RECORDS SHOWN ->

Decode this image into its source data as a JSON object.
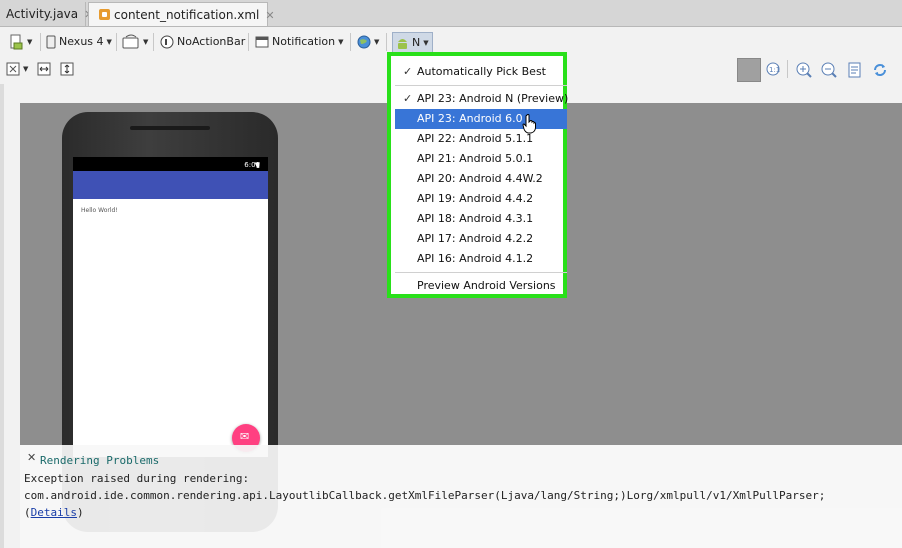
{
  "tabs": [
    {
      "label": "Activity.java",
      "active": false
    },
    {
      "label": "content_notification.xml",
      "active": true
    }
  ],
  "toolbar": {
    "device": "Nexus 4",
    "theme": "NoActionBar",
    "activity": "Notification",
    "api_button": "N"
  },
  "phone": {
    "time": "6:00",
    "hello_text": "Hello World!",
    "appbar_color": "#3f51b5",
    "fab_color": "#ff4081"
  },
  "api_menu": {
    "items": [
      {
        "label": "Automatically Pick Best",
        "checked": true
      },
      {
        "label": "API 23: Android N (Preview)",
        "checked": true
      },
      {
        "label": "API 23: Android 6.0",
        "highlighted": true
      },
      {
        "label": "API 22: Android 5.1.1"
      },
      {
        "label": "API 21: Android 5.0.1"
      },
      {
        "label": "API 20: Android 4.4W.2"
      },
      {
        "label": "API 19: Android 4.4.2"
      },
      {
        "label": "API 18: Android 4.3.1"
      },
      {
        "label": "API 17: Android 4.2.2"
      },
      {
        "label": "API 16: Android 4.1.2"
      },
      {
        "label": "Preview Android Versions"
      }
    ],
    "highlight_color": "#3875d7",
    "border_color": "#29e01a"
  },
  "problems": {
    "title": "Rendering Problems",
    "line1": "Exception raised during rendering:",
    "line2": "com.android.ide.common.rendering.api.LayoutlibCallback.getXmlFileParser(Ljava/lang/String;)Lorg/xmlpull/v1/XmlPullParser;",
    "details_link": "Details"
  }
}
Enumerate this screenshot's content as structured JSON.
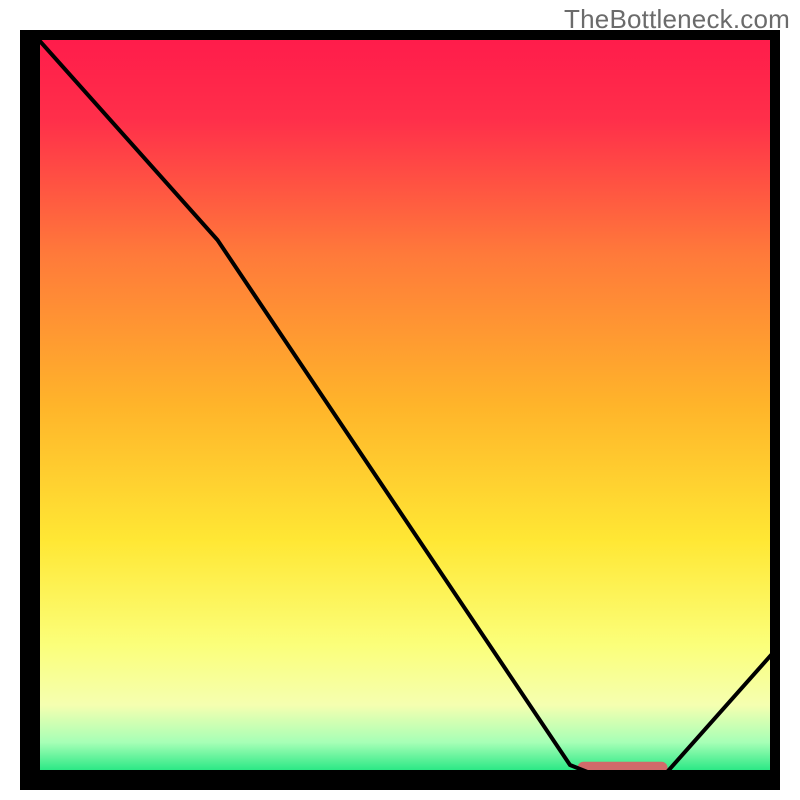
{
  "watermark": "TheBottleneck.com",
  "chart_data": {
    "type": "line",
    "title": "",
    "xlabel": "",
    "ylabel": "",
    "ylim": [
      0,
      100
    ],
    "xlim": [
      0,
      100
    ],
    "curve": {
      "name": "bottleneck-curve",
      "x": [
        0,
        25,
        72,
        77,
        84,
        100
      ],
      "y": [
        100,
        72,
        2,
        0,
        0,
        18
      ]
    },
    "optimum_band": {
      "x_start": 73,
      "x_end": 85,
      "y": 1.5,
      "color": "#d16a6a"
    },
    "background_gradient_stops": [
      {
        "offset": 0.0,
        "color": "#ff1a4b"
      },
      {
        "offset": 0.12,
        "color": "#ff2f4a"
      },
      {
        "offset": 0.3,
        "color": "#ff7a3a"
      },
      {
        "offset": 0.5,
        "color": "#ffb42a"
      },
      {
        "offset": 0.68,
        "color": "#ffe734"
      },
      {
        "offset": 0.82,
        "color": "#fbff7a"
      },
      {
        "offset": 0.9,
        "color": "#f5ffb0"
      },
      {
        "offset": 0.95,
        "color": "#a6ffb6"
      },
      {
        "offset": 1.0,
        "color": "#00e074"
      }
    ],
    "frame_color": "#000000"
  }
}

PROMPT -> Without including the pictures, return each record above exactly as it stands.

REPLY ->
Decode this image into its source data as a JSON object.
{
  "tabs": [
    {
      "label": "Activity.java",
      "active": false
    },
    {
      "label": "content_notification.xml",
      "active": true
    }
  ],
  "toolbar": {
    "device": "Nexus 4",
    "theme": "NoActionBar",
    "activity": "Notification",
    "api_button": "N"
  },
  "phone": {
    "time": "6:00",
    "hello_text": "Hello World!",
    "appbar_color": "#3f51b5",
    "fab_color": "#ff4081"
  },
  "api_menu": {
    "items": [
      {
        "label": "Automatically Pick Best",
        "checked": true
      },
      {
        "label": "API 23: Android N (Preview)",
        "checked": true
      },
      {
        "label": "API 23: Android 6.0",
        "highlighted": true
      },
      {
        "label": "API 22: Android 5.1.1"
      },
      {
        "label": "API 21: Android 5.0.1"
      },
      {
        "label": "API 20: Android 4.4W.2"
      },
      {
        "label": "API 19: Android 4.4.2"
      },
      {
        "label": "API 18: Android 4.3.1"
      },
      {
        "label": "API 17: Android 4.2.2"
      },
      {
        "label": "API 16: Android 4.1.2"
      },
      {
        "label": "Preview Android Versions"
      }
    ],
    "highlight_color": "#3875d7",
    "border_color": "#29e01a"
  },
  "problems": {
    "title": "Rendering Problems",
    "line1": "Exception raised during rendering:",
    "line2": "com.android.ide.common.rendering.api.LayoutlibCallback.getXmlFileParser(Ljava/lang/String;)Lorg/xmlpull/v1/XmlPullParser;",
    "details_link": "Details"
  }
}
Enumerate this screenshot's content as structured JSON.
{
  "watermark": "TheBottleneck.com",
  "chart_data": {
    "type": "line",
    "title": "",
    "xlabel": "",
    "ylabel": "",
    "ylim": [
      0,
      100
    ],
    "xlim": [
      0,
      100
    ],
    "curve": {
      "name": "bottleneck-curve",
      "x": [
        0,
        25,
        72,
        77,
        84,
        100
      ],
      "y": [
        100,
        72,
        2,
        0,
        0,
        18
      ]
    },
    "optimum_band": {
      "x_start": 73,
      "x_end": 85,
      "y": 1.5,
      "color": "#d16a6a"
    },
    "background_gradient_stops": [
      {
        "offset": 0.0,
        "color": "#ff1a4b"
      },
      {
        "offset": 0.12,
        "color": "#ff2f4a"
      },
      {
        "offset": 0.3,
        "color": "#ff7a3a"
      },
      {
        "offset": 0.5,
        "color": "#ffb42a"
      },
      {
        "offset": 0.68,
        "color": "#ffe734"
      },
      {
        "offset": 0.82,
        "color": "#fbff7a"
      },
      {
        "offset": 0.9,
        "color": "#f5ffb0"
      },
      {
        "offset": 0.95,
        "color": "#a6ffb6"
      },
      {
        "offset": 1.0,
        "color": "#00e074"
      }
    ],
    "frame_color": "#000000"
  }
}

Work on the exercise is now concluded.